**REQUIREMENT**
Retype the whole listing below, character for character.

**MATERIAL SUPPLIED**
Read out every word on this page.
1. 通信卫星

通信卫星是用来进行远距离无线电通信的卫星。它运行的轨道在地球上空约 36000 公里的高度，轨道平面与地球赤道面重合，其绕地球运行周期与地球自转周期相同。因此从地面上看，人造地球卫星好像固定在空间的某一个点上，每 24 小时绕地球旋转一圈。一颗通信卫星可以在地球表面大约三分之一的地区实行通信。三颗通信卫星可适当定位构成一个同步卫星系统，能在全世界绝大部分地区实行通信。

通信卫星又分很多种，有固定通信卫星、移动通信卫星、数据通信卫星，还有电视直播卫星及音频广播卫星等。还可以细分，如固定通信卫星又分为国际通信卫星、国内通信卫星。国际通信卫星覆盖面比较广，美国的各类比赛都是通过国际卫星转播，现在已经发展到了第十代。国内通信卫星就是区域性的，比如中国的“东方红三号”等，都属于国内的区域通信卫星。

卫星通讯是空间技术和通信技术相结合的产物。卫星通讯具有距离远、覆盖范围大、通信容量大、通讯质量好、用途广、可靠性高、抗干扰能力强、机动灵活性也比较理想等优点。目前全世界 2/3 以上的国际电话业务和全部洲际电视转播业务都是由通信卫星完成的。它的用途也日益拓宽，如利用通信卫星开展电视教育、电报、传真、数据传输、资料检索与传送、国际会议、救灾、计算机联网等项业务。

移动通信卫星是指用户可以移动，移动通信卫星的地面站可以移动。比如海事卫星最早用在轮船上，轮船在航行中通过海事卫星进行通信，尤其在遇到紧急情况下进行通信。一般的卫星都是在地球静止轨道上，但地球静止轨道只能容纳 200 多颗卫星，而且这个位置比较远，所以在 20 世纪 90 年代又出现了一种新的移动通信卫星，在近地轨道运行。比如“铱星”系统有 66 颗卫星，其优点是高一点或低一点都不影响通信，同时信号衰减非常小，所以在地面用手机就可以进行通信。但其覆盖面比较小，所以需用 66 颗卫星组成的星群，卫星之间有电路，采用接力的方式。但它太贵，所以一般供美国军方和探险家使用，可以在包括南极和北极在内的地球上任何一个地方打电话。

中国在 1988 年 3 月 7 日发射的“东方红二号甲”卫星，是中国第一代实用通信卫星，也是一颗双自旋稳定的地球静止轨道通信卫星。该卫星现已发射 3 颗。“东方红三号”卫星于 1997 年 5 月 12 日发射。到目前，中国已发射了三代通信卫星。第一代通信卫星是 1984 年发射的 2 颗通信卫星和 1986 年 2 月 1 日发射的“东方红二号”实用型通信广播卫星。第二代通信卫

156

**FULL ANSWER**
Read out every word on this page.
1. 通信卫星

通信卫星是用来进行远距离无线电通信的卫星。它运行的轨道在地球上空约 36000 公里的高度，轨道平面与地球赤道面重合，其绕地球运行周期与地球自转周期相同。因此从地面上看，人造地球卫星好像固定在空间的某一个点上，每 24 小时绕地球旋转一圈。一颗通信卫星可以在地球表面大约三分之一的地区实行通信。三颗通信卫星可适当定位构成一个同步卫星系统，能在全世界绝大部分地区实行通信。

通信卫星又分很多种，有固定通信卫星、移动通信卫星、数据通信卫星，还有电视直播卫星及音频广播卫星等。还可以细分，如固定通信卫星又分为国际通信卫星、国内通信卫星。国际通信卫星覆盖面比较广，美国的各类比赛都是通过国际卫星转播，现在已经发展到了第十代。国内通信卫星就是区域性的，比如中国的“东方红三号”等，都属于国内的区域通信卫星。

卫星通讯是空间技术和通信技术相结合的产物。卫星通讯具有距离远、覆盖范围大、通信容量大、通讯质量好、用途广、可靠性高、抗干扰能力强、机动灵活性也比较理想等优点。目前全世界 2/3 以上的国际电话业务和全部洲际电视转播业务都是由通信卫星完成的。它的用途也日益拓宽，如利用通信卫星开展电视教育、电报、传真、数据传输、资料检索与传送、国际会议、救灾、计算机联网等项业务。

移动通信卫星是指用户可以移动，移动通信卫星的地面站可以移动。比如海事卫星最早用在轮船上，轮船在航行中通过海事卫星进行通信，尤其在遇到紧急情况下进行通信。一般的卫星都是在地球静止轨道上，但地球静止轨道只能容纳 200 多颗卫星，而且这个位置比较远，所以在 20 世纪 90 年代又出现了一种新的移动通信卫星，在近地轨道运行。比如“铱星”系统有 66 颗卫星，其优点是高一点或低一点都不影响通信，同时信号衰减非常小，所以在地面用手机就可以进行通信。但其覆盖面比较小，所以需用 66 颗卫星组成的星群，卫星之间有电路，采用接力的方式。但它太贵，所以一般供美国军方和探险家使用，可以在包括南极和北极在内的地球上任何一个地方打电话。

中国在 1988 年 3 月 7 日发射的“东方红二号甲”卫星，是中国第一代实用通信卫星，也是一颗双自旋稳定的地球静止轨道通信卫星。该卫星现已发射 3 颗。“东方红三号”卫星于 1997 年 5 月 12 日发射。到目前，中国已发射了三代通信卫星。第一代通信卫星是 1984 年发射的 2 颗通信卫星和 1986 年 2 月 1 日发射的“东方红二号”实用型通信广播卫星。第二代通信卫

156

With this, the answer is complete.